[Data entries]
============

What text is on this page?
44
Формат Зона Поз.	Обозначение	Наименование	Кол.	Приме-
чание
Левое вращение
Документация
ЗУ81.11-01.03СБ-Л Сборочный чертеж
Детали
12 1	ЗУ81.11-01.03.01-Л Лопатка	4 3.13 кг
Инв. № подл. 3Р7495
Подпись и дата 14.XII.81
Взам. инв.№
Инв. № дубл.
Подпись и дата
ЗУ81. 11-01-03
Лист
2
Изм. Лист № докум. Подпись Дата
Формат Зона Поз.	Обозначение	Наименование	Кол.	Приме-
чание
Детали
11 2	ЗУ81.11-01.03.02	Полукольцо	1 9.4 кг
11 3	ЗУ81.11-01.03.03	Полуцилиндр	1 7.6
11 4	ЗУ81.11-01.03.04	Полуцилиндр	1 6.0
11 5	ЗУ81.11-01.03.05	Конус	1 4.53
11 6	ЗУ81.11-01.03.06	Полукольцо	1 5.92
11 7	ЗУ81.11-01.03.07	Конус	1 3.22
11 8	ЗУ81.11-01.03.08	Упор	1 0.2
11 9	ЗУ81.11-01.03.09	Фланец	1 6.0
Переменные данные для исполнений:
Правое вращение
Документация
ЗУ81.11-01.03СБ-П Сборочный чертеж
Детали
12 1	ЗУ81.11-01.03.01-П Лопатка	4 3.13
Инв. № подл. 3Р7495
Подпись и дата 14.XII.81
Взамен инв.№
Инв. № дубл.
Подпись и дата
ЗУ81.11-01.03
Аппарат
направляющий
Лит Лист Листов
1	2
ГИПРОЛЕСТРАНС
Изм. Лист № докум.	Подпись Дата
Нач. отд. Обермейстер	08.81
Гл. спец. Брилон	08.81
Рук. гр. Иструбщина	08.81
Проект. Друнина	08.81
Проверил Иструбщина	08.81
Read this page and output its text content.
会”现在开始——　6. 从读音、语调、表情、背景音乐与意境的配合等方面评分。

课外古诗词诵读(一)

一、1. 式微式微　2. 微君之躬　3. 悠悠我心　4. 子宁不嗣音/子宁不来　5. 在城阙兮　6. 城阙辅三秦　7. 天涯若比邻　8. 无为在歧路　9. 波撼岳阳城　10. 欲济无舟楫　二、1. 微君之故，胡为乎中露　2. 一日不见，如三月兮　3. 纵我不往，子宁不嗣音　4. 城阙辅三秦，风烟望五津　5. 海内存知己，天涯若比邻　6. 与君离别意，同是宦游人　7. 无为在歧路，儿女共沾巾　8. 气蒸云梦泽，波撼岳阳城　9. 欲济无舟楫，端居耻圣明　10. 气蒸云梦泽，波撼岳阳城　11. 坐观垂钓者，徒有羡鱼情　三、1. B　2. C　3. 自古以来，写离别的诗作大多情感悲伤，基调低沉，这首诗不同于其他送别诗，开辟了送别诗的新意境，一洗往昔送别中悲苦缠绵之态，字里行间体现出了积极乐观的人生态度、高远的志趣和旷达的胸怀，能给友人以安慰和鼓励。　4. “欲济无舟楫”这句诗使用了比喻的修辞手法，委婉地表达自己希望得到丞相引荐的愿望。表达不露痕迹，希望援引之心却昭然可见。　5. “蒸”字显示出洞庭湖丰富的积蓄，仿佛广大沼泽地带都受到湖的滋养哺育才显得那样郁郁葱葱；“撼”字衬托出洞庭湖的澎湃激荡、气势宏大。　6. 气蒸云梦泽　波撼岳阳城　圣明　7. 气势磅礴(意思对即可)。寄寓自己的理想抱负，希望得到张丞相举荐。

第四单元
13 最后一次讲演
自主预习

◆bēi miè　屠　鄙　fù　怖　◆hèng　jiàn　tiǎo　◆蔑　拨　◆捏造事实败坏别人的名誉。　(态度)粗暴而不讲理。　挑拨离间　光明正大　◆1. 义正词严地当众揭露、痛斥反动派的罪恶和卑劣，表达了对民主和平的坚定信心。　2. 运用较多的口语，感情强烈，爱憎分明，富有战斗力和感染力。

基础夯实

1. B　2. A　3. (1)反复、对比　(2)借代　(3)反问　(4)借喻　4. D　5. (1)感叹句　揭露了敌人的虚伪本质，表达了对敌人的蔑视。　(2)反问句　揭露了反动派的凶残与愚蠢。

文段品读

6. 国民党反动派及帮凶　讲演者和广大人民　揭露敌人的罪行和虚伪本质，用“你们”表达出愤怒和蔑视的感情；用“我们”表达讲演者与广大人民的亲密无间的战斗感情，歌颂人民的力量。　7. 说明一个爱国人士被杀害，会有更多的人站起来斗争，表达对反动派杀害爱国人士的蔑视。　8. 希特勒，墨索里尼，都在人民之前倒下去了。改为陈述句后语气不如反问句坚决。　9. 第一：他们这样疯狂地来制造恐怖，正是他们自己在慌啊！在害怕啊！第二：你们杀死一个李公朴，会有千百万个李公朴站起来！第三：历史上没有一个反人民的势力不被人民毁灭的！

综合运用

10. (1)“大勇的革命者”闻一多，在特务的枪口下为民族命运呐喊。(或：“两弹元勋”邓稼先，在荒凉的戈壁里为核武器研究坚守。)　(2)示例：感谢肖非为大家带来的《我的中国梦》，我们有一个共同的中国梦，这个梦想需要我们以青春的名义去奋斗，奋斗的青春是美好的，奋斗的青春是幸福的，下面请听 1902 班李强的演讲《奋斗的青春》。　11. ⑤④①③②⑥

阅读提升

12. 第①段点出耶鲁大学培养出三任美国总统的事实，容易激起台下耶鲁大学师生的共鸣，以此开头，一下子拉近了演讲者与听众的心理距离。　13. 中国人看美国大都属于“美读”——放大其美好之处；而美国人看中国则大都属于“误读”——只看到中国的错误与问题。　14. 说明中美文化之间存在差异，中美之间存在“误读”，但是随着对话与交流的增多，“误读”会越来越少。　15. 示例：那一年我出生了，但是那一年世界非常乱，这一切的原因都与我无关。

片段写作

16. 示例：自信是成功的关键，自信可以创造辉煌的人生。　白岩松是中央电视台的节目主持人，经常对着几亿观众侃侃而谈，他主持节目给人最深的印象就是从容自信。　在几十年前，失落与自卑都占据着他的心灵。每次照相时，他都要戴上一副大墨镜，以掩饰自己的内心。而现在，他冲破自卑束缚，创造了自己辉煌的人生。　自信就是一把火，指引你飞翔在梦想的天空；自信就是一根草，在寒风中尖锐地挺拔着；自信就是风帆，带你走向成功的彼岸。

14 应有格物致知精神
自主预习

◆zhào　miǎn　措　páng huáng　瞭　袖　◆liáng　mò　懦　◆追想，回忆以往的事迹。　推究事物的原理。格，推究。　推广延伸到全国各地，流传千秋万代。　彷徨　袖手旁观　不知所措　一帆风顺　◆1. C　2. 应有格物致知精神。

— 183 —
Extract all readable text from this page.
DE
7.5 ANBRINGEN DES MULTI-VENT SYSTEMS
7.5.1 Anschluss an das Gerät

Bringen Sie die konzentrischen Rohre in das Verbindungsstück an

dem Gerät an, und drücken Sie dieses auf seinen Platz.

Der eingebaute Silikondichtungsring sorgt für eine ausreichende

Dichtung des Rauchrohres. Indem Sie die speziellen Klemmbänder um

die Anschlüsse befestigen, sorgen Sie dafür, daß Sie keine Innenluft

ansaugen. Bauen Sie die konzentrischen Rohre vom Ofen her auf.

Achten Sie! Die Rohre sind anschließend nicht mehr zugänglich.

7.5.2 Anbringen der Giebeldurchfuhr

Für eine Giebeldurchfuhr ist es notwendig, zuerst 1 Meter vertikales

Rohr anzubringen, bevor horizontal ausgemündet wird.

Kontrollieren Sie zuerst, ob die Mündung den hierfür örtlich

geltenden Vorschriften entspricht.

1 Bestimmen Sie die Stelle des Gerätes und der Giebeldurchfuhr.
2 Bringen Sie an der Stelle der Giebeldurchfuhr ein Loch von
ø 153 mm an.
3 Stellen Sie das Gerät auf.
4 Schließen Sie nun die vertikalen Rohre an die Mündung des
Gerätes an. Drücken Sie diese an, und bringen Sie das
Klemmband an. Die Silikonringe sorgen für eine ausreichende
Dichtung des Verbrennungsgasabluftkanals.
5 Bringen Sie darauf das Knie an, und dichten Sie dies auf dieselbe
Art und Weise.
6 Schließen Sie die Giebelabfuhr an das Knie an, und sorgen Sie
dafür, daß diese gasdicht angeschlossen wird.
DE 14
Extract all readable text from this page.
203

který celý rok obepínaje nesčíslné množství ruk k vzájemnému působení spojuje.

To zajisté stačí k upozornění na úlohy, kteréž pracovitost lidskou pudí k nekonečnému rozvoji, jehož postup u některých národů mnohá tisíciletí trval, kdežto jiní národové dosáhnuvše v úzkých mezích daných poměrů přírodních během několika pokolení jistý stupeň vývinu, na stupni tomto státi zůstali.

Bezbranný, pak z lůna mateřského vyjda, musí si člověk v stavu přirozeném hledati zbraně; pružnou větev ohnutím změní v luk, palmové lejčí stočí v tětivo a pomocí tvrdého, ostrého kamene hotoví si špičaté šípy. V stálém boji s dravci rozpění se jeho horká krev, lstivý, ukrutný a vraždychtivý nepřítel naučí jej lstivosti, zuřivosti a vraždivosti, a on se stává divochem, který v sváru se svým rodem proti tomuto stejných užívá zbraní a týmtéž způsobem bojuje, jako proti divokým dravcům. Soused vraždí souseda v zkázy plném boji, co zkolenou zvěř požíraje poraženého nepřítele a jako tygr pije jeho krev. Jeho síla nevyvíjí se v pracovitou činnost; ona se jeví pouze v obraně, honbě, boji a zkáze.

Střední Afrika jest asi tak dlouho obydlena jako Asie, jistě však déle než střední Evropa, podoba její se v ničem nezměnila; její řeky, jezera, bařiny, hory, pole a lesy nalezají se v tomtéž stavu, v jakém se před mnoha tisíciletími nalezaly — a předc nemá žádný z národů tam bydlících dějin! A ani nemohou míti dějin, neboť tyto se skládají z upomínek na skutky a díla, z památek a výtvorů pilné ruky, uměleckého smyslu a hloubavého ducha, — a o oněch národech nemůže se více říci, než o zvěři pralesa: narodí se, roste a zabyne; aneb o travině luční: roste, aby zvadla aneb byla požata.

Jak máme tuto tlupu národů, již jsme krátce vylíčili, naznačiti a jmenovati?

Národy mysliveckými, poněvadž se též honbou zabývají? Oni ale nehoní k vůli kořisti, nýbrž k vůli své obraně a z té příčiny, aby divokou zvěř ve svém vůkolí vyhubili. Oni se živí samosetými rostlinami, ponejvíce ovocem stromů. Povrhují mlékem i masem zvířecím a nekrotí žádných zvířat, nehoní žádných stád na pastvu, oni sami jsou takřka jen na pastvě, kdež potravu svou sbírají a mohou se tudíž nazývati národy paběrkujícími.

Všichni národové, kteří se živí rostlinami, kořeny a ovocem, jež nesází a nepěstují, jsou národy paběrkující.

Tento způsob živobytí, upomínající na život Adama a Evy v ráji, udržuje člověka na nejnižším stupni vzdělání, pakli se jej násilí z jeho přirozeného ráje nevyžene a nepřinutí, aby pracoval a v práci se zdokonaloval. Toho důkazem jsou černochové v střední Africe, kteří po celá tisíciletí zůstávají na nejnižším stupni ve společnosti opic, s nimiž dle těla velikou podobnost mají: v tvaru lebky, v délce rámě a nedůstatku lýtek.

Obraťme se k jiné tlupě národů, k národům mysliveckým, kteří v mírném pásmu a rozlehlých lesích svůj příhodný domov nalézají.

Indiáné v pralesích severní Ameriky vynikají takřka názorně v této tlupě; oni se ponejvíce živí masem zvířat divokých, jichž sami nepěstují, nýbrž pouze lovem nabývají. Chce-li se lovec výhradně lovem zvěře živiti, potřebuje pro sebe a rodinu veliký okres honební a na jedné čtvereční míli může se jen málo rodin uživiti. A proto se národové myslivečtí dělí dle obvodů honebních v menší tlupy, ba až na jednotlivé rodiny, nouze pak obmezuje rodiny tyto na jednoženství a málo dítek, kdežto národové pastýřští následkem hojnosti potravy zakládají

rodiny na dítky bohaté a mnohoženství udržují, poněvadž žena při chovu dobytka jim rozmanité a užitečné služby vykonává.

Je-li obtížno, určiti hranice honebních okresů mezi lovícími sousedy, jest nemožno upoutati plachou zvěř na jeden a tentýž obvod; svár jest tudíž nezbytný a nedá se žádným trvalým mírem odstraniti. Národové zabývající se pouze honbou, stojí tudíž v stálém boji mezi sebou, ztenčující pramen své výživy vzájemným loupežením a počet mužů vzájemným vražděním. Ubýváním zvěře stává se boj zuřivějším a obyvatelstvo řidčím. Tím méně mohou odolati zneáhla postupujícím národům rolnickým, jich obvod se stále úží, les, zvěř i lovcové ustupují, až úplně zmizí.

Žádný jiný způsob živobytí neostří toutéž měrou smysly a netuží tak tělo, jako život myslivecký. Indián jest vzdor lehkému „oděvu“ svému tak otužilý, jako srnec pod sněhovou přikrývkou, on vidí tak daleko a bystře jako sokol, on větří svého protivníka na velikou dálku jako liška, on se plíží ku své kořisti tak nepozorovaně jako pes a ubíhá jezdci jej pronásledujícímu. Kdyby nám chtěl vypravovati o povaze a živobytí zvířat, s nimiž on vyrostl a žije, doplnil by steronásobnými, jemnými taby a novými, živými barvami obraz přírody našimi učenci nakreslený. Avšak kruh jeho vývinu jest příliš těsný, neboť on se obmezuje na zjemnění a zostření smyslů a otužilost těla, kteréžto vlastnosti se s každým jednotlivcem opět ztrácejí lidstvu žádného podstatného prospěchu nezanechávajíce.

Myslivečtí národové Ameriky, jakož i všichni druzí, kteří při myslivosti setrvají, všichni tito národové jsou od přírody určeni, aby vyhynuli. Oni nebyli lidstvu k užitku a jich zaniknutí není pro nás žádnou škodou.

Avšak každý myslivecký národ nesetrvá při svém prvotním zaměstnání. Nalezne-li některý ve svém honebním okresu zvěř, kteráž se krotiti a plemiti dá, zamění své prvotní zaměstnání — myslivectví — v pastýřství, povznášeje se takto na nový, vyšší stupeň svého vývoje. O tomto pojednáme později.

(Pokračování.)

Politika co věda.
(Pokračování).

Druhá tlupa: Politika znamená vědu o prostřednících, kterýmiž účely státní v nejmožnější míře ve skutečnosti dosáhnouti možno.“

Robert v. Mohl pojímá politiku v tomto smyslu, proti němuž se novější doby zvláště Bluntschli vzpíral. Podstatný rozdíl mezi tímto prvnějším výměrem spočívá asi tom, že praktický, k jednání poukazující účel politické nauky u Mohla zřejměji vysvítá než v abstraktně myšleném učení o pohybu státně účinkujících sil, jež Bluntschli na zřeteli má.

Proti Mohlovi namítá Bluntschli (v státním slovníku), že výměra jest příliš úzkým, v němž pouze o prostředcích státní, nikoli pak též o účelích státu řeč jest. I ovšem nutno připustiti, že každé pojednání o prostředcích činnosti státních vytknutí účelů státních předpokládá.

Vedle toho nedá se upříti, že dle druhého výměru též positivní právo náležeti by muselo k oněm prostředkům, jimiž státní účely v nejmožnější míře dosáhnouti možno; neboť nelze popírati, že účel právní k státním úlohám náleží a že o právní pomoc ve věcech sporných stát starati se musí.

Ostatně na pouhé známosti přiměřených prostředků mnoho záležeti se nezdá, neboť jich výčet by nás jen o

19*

============

Pick out and copy the lines of the material that include the word "Лопатка".

TASK ANSWER |
12 1	ЗУ81.11-01.03.01-Л Лопатка	4 3.13 кг
12 1	ЗУ81.11-01.03.01-П Лопатка	4 3.13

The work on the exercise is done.